[begin Records for this task]

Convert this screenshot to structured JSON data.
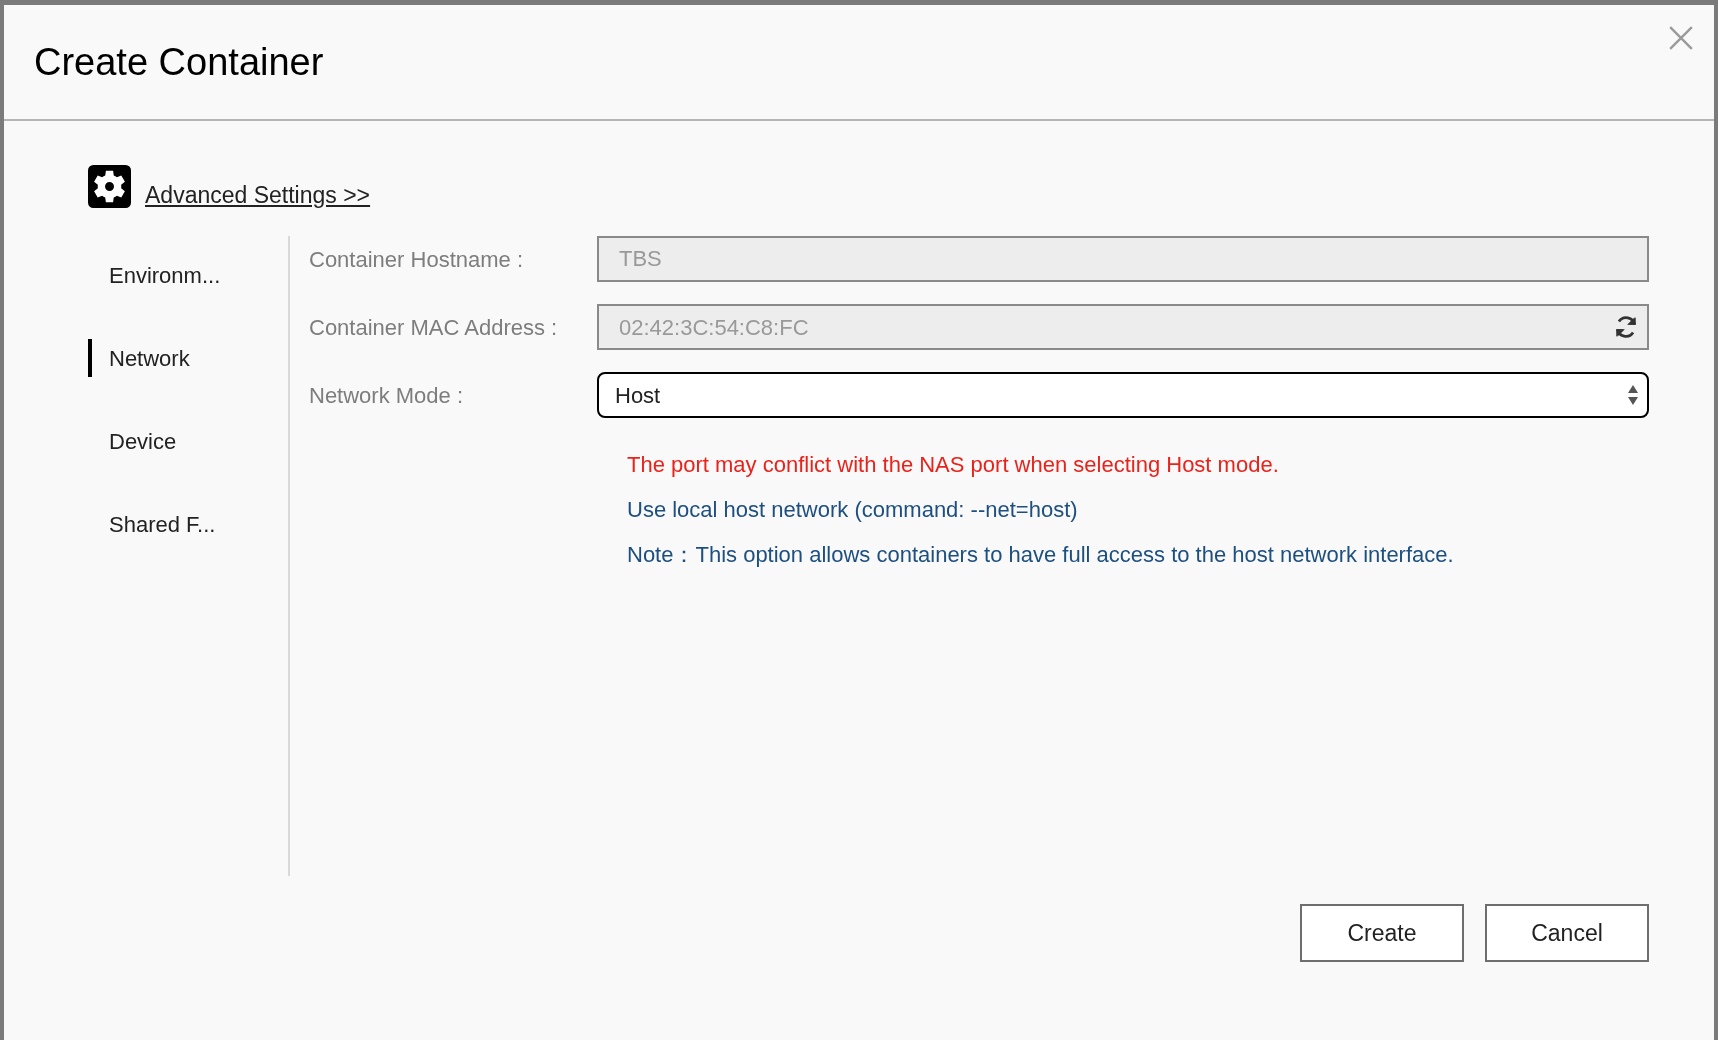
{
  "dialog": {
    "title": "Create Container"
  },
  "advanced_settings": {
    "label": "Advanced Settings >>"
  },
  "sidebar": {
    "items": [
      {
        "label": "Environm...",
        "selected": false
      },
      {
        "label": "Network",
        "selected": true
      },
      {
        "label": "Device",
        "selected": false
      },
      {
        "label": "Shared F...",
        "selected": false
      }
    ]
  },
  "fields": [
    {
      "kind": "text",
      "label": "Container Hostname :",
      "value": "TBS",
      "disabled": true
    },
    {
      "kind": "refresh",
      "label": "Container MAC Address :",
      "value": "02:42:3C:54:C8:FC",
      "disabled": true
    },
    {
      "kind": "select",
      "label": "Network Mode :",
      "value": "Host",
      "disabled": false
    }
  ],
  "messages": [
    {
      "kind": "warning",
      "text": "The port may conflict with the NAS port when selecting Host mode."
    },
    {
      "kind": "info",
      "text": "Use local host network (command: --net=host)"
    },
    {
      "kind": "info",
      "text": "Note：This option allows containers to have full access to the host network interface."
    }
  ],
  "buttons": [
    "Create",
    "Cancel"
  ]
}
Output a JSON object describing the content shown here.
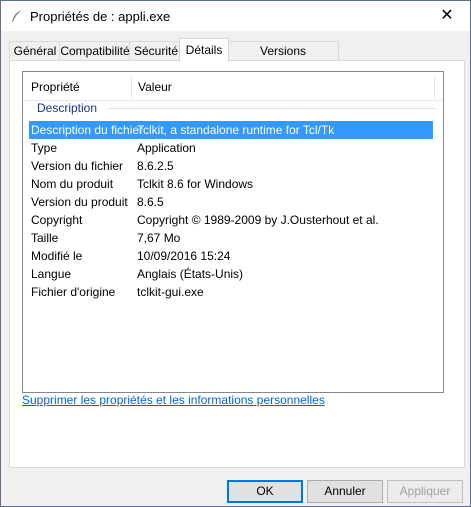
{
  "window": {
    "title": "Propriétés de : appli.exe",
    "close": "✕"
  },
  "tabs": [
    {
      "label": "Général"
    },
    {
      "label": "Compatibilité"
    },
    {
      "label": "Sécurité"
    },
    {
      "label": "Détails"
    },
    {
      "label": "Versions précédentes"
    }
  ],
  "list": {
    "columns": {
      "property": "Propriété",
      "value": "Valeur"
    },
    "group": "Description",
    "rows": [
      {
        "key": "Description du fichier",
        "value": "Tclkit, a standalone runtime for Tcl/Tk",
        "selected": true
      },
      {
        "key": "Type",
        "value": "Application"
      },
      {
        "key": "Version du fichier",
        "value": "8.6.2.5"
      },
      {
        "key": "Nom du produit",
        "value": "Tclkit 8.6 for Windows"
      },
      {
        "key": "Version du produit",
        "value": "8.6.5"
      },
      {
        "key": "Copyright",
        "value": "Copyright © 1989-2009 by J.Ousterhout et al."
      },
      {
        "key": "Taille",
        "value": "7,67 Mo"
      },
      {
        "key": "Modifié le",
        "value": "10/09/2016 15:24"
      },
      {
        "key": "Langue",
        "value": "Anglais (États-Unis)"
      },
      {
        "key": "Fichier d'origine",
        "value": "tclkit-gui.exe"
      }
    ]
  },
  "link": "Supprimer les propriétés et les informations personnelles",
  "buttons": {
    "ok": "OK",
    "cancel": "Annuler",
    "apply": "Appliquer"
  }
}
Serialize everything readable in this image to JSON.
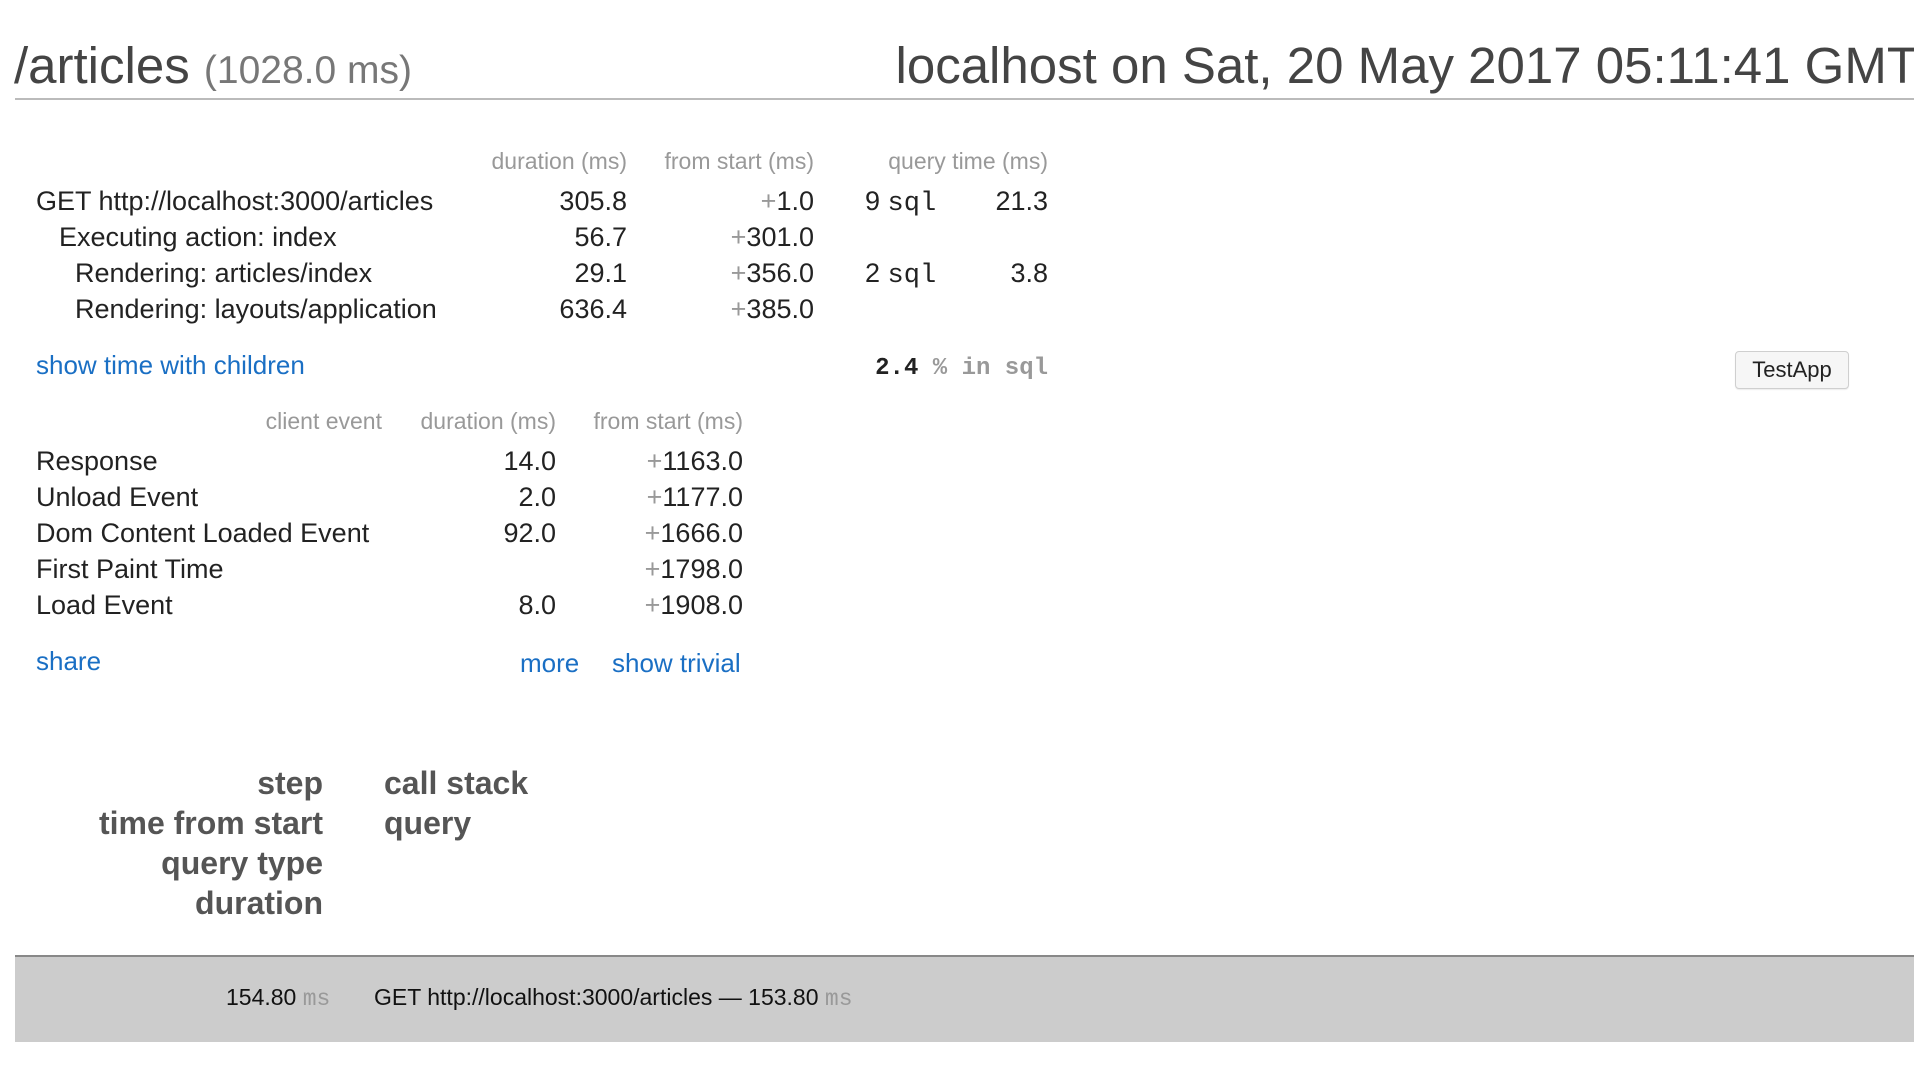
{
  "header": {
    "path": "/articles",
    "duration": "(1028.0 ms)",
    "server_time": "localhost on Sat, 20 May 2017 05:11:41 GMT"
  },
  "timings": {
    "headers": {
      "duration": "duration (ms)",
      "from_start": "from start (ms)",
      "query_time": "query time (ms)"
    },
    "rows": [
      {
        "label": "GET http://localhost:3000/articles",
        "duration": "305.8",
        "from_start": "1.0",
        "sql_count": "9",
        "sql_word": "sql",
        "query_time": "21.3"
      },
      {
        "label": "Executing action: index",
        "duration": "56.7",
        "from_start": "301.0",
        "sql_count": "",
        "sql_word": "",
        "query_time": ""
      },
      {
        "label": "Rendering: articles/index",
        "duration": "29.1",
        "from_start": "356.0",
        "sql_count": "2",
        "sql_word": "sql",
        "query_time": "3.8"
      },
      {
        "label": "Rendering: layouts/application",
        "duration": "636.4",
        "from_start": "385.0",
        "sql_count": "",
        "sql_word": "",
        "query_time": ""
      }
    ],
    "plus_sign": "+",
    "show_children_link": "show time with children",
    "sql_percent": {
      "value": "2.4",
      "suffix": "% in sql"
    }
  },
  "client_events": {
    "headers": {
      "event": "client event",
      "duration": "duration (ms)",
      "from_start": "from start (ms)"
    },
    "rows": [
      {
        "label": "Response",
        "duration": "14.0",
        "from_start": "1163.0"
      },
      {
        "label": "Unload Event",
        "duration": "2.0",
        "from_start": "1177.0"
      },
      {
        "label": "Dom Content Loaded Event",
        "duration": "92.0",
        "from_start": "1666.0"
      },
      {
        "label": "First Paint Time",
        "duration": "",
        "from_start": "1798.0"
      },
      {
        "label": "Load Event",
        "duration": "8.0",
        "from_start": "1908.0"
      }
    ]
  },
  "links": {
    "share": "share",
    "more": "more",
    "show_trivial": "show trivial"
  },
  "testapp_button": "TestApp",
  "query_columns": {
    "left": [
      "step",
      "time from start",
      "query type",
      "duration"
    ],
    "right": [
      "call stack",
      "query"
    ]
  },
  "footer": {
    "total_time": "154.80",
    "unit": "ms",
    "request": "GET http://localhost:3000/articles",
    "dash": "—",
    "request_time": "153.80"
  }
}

[end Records for this task]

Your task » Copy the whole of the material above exactly, but not its images.

Task answer »
Convert this screenshot to structured JSON data.
{
  "dialog": {
    "title": "Create Container"
  },
  "advanced_settings": {
    "label": "Advanced Settings >>"
  },
  "sidebar": {
    "items": [
      {
        "label": "Environm...",
        "selected": false
      },
      {
        "label": "Network",
        "selected": true
      },
      {
        "label": "Device",
        "selected": false
      },
      {
        "label": "Shared F...",
        "selected": false
      }
    ]
  },
  "fields": [
    {
      "kind": "text",
      "label": "Container Hostname :",
      "value": "TBS",
      "disabled": true
    },
    {
      "kind": "refresh",
      "label": "Container MAC Address :",
      "value": "02:42:3C:54:C8:FC",
      "disabled": true
    },
    {
      "kind": "select",
      "label": "Network Mode :",
      "value": "Host",
      "disabled": false
    }
  ],
  "messages": [
    {
      "kind": "warning",
      "text": "The port may conflict with the NAS port when selecting Host mode."
    },
    {
      "kind": "info",
      "text": "Use local host network (command: --net=host)"
    },
    {
      "kind": "info",
      "text": "Note：This option allows containers to have full access to the host network interface."
    }
  ],
  "buttons": [
    "Create",
    "Cancel"
  ]
}
Output a JSON object describing the content shown here.
{
  "window": {
    "title": "Propriétés de : appli.exe",
    "close": "✕"
  },
  "tabs": [
    {
      "label": "Général"
    },
    {
      "label": "Compatibilité"
    },
    {
      "label": "Sécurité"
    },
    {
      "label": "Détails"
    },
    {
      "label": "Versions précédentes"
    }
  ],
  "list": {
    "columns": {
      "property": "Propriété",
      "value": "Valeur"
    },
    "group": "Description",
    "rows": [
      {
        "key": "Description du fichier",
        "value": "Tclkit, a standalone runtime for Tcl/Tk",
        "selected": true
      },
      {
        "key": "Type",
        "value": "Application"
      },
      {
        "key": "Version du fichier",
        "value": "8.6.2.5"
      },
      {
        "key": "Nom du produit",
        "value": "Tclkit 8.6 for Windows"
      },
      {
        "key": "Version du produit",
        "value": "8.6.5"
      },
      {
        "key": "Copyright",
        "value": "Copyright © 1989-2009 by J.Ousterhout et al."
      },
      {
        "key": "Taille",
        "value": "7,67 Mo"
      },
      {
        "key": "Modifié le",
        "value": "10/09/2016 15:24"
      },
      {
        "key": "Langue",
        "value": "Anglais (États-Unis)"
      },
      {
        "key": "Fichier d'origine",
        "value": "tclkit-gui.exe"
      }
    ]
  },
  "link": "Supprimer les propriétés et les informations personnelles",
  "buttons": {
    "ok": "OK",
    "cancel": "Annuler",
    "apply": "Appliquer"
  }
}
Serialize everything readable in this image to JSON.
{
  "header": {
    "path": "/articles",
    "duration": "(1028.0 ms)",
    "server_time": "localhost on Sat, 20 May 2017 05:11:41 GMT"
  },
  "timings": {
    "headers": {
      "duration": "duration (ms)",
      "from_start": "from start (ms)",
      "query_time": "query time (ms)"
    },
    "rows": [
      {
        "label": "GET http://localhost:3000/articles",
        "duration": "305.8",
        "from_start": "1.0",
        "sql_count": "9",
        "sql_word": "sql",
        "query_time": "21.3"
      },
      {
        "label": "Executing action: index",
        "duration": "56.7",
        "from_start": "301.0",
        "sql_count": "",
        "sql_word": "",
        "query_time": ""
      },
      {
        "label": "Rendering: articles/index",
        "duration": "29.1",
        "from_start": "356.0",
        "sql_count": "2",
        "sql_word": "sql",
        "query_time": "3.8"
      },
      {
        "label": "Rendering: layouts/application",
        "duration": "636.4",
        "from_start": "385.0",
        "sql_count": "",
        "sql_word": "",
        "query_time": ""
      }
    ],
    "plus_sign": "+",
    "show_children_link": "show time with children",
    "sql_percent": {
      "value": "2.4",
      "suffix": "% in sql"
    }
  },
  "client_events": {
    "headers": {
      "event": "client event",
      "duration": "duration (ms)",
      "from_start": "from start (ms)"
    },
    "rows": [
      {
        "label": "Response",
        "duration": "14.0",
        "from_start": "1163.0"
      },
      {
        "label": "Unload Event",
        "duration": "2.0",
        "from_start": "1177.0"
      },
      {
        "label": "Dom Content Loaded Event",
        "duration": "92.0",
        "from_start": "1666.0"
      },
      {
        "label": "First Paint Time",
        "duration": "",
        "from_start": "1798.0"
      },
      {
        "label": "Load Event",
        "duration": "8.0",
        "from_start": "1908.0"
      }
    ]
  },
  "links": {
    "share": "share",
    "more": "more",
    "show_trivial": "show trivial"
  },
  "testapp_button": "TestApp",
  "query_columns": {
    "left": [
      "step",
      "time from start",
      "query type",
      "duration"
    ],
    "right": [
      "call stack",
      "query"
    ]
  },
  "footer": {
    "total_time": "154.80",
    "unit": "ms",
    "request": "GET http://localhost:3000/articles",
    "dash": "—",
    "request_time": "153.80"
  }
}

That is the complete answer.